* PROVIDED PASSAGE:
++++
# Upgrade cost



## rochrunner (Dec 2, 2006)

What is the upgrade cost to go from a 722 to a 922? Any advantages in upgrading the receiver as opposed to getting the $99 Sling box for the 722?

At least the 722 is a well-proven device that has not given us any trouble for a long time. Not sure about the 922 yet based on the posts I see here.


----------



## olguy (Jan 9, 2006)

The upgrade was $200 plus install which if you have the DHPP is $15 otherwise $90 I think.

My 922 seems to have settled down since the last couple of updates. Except for a reboot on it's own last Sunday evening. I like the GUI on the 922 and the fact that you can use multiple EHDs via USB hub. That being said you might want to consider a 722K with the sling adapter. The 722K and 922 use the same OTA module if that's of interest and I believe they have the same size HD.


----------



## domingos35 (Jan 12, 2006)

rochrunner said:


> What is the upgrade cost to go from a 722 to a 922? Any advantages in upgrading the receiver as opposed to getting the $99 Sling box for the 722?
> 
> At least the 722 is a well-proven device that has not given us any trouble for a long time. Not sure about the 922 yet based on the posts I see here.


$200 or $400


----------



## Jhon69 (Mar 28, 2006)

olguy said:


> The upgrade was $200 plus install which if you have the DHPP is $15 otherwise $90 I think.
> 
> My 922 seems to have settled down since the last couple of updates. Except for a reboot on it's own last Sunday evening. I like the GUI on the 922 and the fact that you can use multiple EHDs via USB hub. That being said you might want to consider a 722K with the sling adapter. The 722K and 922 use the same OTA module if that's of interest and I believe they have the same size HD.
++++
* SOURCE MATERIAL:
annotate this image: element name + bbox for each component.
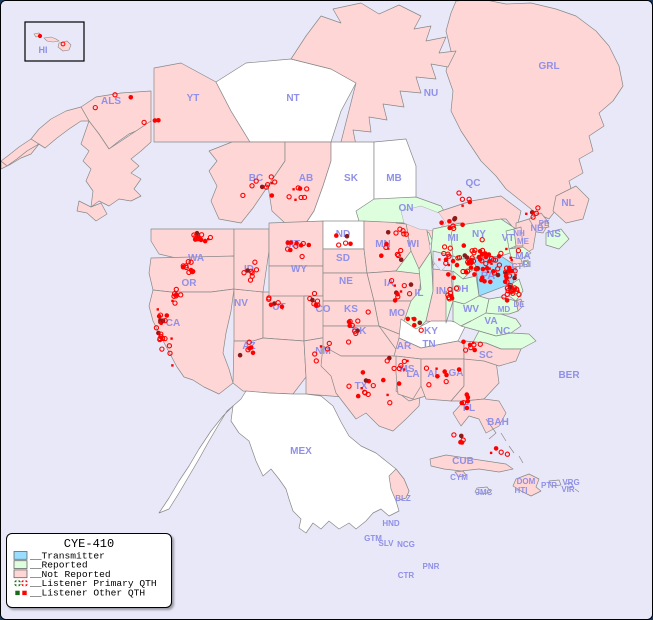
++++
* EXERCISE 1: From the upgrade cost thread, reproduce the part that opens with the words containing "## olguy (Jan" and closes with "(Jan 12, 2006)".
* EXERCISE 2:
Answer these questions using the upgrade cost thread:
(a) What price does rochrunner give for the Sling box for the 722?
(b) According to olguy, what does installation cost for someone who has the DHPP?
(c) What component does olguy say the 722K and the 922 both use?

* OUTPUT 1:
## olguy (Jan 9, 2006)

The upgrade was $200 plus install which if you have the DHPP is $15 otherwise $90 I think.

My 922 seems to have settled down since the last couple of updates. Except for a reboot on it's own last Sunday evening. I like the GUI on the 922 and the fact that you can use multiple EHDs via USB hub. That being said you might want to consider a 722K with the sling adapter. The 722K and 922 use the same OTA module if that's of interest and I believe they have the same size HD.


----------



## domingos35 (Jan 12, 2006)

* OUTPUT 2:
(a) $99
(b) $15
(c) The same OTA module